[Records excerpted from a collection]
- - -

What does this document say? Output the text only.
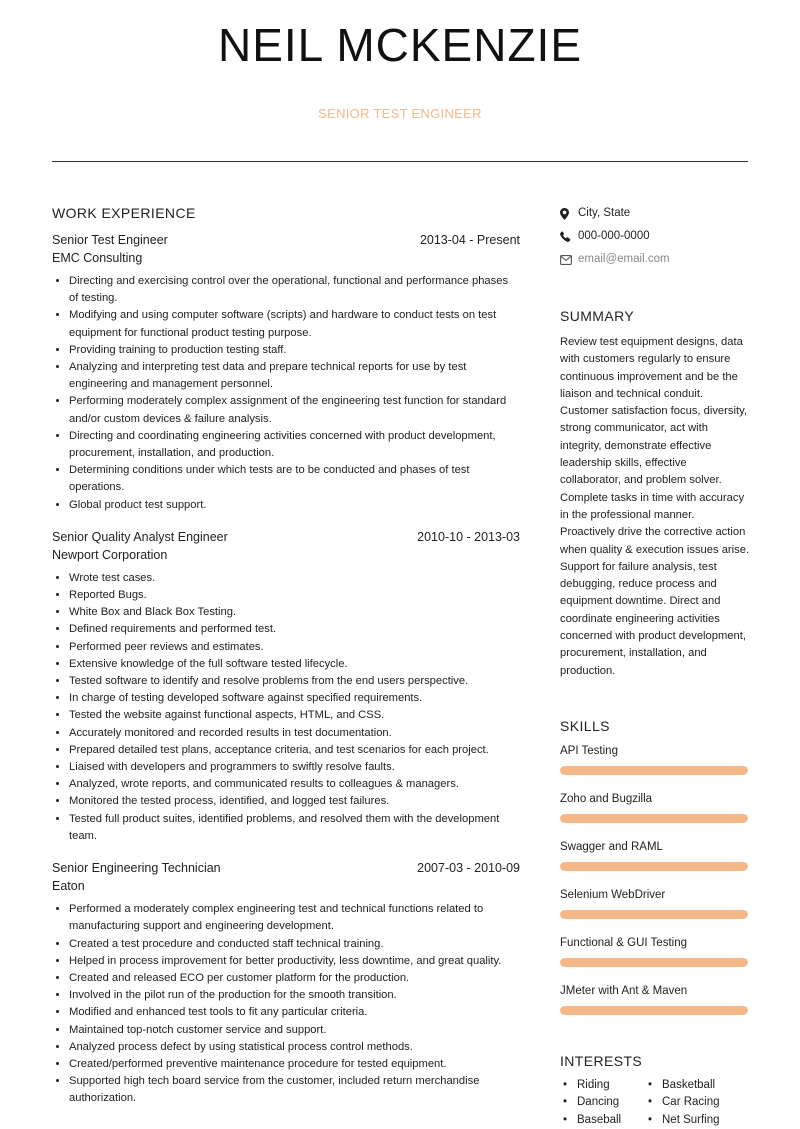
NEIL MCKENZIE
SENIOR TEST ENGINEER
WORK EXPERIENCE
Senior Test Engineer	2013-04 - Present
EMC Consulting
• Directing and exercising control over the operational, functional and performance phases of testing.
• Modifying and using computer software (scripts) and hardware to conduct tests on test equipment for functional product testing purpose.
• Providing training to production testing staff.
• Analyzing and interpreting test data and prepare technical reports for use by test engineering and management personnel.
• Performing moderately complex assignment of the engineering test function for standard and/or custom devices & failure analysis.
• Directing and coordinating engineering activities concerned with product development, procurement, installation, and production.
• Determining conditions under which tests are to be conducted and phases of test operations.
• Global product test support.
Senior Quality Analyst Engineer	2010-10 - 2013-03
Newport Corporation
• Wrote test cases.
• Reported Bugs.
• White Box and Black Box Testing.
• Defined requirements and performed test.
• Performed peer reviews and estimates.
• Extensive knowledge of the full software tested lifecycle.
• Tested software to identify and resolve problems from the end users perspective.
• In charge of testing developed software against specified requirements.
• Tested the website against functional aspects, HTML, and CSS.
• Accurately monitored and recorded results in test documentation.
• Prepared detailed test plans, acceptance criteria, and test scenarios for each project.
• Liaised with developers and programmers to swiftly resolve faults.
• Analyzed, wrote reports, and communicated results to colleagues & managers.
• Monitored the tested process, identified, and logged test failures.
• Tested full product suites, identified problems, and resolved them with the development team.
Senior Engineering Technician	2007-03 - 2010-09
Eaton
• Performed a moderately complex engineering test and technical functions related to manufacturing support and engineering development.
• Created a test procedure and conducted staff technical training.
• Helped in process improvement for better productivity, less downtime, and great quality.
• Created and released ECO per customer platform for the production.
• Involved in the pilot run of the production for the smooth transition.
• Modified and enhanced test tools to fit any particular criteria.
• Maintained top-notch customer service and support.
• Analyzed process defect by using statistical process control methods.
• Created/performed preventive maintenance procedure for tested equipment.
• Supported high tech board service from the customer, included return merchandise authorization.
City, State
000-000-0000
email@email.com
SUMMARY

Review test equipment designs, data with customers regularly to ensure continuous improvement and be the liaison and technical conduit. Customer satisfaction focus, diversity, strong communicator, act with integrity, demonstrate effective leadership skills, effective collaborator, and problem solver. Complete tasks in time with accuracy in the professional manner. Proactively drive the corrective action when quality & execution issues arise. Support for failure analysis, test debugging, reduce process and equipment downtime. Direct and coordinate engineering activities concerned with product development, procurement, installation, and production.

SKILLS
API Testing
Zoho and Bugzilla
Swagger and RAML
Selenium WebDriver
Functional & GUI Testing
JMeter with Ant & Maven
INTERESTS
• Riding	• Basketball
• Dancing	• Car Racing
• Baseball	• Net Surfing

- - -

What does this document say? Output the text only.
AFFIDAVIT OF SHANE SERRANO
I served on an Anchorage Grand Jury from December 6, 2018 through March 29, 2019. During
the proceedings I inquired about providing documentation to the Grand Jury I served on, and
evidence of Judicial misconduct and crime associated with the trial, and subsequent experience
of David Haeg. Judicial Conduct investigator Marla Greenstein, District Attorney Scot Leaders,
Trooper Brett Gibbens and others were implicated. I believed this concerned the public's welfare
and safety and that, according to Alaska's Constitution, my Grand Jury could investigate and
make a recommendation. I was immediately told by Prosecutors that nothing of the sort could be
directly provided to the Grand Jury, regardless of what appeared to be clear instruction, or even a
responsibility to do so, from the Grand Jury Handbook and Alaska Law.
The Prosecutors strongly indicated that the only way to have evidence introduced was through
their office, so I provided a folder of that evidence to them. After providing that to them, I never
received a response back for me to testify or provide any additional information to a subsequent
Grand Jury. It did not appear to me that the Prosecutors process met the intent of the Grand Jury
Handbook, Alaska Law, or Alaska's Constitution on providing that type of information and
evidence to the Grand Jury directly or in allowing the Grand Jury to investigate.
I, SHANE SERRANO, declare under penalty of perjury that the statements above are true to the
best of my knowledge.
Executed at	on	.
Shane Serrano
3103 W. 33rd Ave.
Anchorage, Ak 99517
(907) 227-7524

- - -

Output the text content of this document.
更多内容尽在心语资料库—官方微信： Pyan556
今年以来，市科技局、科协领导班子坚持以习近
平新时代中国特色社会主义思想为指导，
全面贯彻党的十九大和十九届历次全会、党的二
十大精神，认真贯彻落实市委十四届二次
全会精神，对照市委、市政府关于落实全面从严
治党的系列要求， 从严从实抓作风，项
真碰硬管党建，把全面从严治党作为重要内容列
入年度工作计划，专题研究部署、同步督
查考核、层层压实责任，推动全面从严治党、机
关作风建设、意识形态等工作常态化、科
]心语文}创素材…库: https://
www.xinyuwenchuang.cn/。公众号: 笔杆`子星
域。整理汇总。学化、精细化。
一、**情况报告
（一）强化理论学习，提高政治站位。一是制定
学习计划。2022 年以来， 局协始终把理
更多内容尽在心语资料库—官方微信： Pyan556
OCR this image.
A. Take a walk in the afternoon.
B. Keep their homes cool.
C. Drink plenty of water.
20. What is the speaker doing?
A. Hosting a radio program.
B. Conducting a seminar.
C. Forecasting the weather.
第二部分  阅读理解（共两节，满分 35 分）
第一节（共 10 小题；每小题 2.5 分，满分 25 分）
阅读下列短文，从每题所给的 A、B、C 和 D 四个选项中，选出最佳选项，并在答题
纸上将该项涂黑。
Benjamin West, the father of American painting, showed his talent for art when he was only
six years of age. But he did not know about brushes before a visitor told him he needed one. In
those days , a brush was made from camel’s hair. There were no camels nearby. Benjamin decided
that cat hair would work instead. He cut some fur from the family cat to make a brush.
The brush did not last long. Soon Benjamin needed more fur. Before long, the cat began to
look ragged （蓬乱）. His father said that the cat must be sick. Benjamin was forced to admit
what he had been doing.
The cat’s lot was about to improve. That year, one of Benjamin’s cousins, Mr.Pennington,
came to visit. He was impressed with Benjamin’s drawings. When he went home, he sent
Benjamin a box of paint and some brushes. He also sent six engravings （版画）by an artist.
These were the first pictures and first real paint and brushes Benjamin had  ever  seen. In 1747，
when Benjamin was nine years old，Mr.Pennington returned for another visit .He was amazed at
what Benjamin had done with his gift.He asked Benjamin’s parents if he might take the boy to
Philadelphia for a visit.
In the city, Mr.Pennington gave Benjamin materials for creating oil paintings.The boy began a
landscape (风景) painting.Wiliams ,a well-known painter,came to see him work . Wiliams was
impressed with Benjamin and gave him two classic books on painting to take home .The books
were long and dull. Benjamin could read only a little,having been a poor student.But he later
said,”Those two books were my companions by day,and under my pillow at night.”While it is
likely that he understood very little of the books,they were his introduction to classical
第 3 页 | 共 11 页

- - -

TASK STATEMENT: Work through the records line by line and tally those with the word "impressed". Report only the total.

OUTPUT FOR THIS TASK: 2